▸ **Task description**:
Wherever the string "Barbs" appears in a line, extract that line.

##### Dataset

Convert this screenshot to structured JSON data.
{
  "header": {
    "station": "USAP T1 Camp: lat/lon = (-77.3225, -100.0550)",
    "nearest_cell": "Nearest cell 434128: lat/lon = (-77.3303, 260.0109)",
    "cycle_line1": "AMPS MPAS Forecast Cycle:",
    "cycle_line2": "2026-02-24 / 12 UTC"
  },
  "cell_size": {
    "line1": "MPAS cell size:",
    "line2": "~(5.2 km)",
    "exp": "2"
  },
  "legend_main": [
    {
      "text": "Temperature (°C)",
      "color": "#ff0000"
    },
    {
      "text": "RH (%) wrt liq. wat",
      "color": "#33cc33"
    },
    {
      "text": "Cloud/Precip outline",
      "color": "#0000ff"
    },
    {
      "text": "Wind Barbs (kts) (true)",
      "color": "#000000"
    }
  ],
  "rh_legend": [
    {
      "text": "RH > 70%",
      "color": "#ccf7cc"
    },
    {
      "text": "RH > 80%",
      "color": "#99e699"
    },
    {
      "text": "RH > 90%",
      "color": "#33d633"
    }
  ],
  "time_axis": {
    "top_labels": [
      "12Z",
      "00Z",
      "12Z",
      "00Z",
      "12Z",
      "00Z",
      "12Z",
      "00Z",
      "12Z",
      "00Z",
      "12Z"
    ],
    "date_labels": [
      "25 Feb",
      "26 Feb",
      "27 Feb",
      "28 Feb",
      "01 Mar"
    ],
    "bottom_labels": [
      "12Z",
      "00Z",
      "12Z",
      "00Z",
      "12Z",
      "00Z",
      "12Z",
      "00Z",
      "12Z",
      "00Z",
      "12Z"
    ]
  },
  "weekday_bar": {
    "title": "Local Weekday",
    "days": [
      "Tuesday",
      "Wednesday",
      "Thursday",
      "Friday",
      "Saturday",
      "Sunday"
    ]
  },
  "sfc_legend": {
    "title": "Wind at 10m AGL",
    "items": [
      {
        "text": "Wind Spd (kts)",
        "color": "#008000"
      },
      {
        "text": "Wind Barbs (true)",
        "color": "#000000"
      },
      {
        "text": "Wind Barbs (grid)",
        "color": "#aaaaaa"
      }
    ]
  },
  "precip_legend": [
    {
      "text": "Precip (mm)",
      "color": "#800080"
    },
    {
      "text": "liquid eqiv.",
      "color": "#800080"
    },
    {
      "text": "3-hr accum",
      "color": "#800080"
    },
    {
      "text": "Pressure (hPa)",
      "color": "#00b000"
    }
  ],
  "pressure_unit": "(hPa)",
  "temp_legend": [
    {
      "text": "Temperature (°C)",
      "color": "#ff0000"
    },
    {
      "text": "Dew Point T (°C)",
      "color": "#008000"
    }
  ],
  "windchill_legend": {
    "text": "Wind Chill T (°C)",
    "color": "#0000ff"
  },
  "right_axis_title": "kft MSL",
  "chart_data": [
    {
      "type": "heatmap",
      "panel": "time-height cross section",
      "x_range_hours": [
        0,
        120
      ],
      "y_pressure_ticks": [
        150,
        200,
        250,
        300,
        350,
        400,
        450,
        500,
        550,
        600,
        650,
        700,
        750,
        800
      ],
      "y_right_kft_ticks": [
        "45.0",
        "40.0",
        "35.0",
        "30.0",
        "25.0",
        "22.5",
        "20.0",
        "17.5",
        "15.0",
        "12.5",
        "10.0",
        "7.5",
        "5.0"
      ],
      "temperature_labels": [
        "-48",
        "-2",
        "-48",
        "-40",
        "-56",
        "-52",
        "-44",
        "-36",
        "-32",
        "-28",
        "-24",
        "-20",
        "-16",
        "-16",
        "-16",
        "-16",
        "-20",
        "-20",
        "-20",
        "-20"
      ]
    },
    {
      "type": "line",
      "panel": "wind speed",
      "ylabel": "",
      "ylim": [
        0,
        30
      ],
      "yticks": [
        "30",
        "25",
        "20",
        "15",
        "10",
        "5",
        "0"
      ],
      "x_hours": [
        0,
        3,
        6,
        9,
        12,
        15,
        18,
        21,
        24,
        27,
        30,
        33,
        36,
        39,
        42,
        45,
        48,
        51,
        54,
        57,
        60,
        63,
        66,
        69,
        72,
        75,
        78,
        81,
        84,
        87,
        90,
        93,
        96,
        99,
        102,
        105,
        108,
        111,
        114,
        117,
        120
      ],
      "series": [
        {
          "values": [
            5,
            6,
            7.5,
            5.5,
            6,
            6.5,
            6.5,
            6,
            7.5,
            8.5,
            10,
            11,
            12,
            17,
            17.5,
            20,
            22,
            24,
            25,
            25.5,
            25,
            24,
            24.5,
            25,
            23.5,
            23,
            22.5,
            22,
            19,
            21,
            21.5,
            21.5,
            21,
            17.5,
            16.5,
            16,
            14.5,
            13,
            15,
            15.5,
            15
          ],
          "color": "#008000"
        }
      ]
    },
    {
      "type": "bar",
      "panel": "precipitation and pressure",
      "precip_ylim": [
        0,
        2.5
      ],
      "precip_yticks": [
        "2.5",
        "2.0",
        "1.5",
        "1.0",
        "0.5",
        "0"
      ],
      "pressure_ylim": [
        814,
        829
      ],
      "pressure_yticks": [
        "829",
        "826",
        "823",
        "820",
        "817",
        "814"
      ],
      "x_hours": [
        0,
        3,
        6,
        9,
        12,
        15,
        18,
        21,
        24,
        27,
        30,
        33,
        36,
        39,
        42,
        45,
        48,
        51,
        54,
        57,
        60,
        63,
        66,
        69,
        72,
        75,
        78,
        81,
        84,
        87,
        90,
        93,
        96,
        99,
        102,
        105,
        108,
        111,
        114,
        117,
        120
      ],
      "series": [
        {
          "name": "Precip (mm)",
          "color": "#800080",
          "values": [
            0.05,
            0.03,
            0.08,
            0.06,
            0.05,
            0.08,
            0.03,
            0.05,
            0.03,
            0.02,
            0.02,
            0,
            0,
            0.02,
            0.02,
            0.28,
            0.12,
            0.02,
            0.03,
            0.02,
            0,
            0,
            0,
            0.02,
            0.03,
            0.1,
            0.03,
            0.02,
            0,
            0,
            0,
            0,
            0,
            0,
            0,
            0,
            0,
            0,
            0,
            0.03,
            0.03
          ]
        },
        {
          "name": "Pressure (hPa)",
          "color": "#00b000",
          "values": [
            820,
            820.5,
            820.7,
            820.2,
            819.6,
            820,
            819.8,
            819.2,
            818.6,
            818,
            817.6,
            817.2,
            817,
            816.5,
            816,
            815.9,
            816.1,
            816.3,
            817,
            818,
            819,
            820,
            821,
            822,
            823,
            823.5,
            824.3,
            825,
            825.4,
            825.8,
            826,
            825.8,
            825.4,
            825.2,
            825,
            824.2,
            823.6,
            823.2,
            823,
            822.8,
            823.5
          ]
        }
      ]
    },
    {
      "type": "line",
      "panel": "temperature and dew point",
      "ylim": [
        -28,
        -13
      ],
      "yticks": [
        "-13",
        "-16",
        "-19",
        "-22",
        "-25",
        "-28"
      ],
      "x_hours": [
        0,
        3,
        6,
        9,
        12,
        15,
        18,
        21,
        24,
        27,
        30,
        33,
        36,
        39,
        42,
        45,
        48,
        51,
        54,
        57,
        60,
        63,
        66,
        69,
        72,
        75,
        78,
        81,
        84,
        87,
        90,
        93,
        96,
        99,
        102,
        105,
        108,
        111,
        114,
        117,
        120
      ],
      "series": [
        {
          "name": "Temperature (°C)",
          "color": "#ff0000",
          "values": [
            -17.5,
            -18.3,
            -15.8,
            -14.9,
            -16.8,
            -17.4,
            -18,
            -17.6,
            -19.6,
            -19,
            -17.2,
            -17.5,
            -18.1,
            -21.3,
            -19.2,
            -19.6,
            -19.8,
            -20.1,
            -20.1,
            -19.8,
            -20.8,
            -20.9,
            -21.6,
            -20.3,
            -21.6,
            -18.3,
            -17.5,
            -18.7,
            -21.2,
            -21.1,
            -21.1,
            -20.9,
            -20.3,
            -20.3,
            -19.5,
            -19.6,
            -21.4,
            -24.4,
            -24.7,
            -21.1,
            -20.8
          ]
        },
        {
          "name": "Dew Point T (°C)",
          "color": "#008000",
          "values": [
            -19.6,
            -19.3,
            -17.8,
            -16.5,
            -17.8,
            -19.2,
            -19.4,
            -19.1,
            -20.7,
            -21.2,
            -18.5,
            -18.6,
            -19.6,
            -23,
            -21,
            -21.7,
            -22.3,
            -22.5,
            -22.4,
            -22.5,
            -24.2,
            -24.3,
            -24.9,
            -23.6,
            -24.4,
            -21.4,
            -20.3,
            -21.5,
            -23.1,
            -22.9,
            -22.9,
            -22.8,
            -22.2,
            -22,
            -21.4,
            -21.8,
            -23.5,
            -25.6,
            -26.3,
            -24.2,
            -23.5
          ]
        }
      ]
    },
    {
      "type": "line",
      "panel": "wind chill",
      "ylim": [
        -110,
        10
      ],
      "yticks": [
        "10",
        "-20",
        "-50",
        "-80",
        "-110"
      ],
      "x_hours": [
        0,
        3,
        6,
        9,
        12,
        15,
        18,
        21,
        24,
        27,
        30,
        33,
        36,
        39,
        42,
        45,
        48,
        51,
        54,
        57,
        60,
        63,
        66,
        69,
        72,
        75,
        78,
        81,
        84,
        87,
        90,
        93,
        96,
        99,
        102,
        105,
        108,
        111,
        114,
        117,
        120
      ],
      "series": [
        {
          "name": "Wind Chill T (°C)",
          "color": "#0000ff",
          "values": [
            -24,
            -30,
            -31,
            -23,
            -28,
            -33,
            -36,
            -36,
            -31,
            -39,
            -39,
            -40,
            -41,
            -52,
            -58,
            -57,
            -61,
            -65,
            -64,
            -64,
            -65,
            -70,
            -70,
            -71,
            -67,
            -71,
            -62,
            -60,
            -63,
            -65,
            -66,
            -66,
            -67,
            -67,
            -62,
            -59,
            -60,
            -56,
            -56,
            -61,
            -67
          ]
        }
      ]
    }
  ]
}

##########

▸ **Output below**:
      "text": "Wind Barbs (kts) (true)",
        "text": "Wind Barbs (true)",
        "text": "Wind Barbs (grid)",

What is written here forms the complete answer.